===== INPUT FOR THIS TASK =====

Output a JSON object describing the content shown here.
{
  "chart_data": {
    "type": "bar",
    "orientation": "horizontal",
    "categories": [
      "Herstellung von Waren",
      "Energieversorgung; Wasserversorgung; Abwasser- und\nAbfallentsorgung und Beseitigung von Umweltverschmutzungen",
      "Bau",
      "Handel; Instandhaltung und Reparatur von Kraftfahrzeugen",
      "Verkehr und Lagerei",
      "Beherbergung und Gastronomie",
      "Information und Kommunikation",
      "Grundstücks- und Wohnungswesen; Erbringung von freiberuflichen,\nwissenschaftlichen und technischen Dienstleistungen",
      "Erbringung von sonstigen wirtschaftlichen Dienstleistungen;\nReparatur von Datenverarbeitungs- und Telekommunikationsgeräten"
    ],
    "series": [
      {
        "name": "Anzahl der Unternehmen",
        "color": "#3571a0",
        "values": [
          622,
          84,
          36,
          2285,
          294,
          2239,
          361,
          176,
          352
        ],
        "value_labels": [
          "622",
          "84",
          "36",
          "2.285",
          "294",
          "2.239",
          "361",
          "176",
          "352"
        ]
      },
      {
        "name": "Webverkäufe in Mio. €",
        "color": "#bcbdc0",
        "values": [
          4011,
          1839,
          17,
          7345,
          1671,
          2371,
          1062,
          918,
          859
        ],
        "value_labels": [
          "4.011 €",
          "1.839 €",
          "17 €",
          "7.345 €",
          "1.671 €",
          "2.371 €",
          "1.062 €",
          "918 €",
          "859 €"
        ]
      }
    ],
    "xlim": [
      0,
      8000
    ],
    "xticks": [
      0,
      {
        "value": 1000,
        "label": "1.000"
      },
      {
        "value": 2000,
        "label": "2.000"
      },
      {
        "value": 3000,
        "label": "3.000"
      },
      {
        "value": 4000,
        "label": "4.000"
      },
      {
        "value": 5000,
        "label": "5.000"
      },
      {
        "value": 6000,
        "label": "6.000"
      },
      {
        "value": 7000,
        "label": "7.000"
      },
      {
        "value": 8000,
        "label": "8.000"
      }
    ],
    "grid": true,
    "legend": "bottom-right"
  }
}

=====

DIRECTIVE: State the number of lines in the preceding entries that include the word "Dienstleistungen". Provide nothing else.

TASK RESPONSE: 2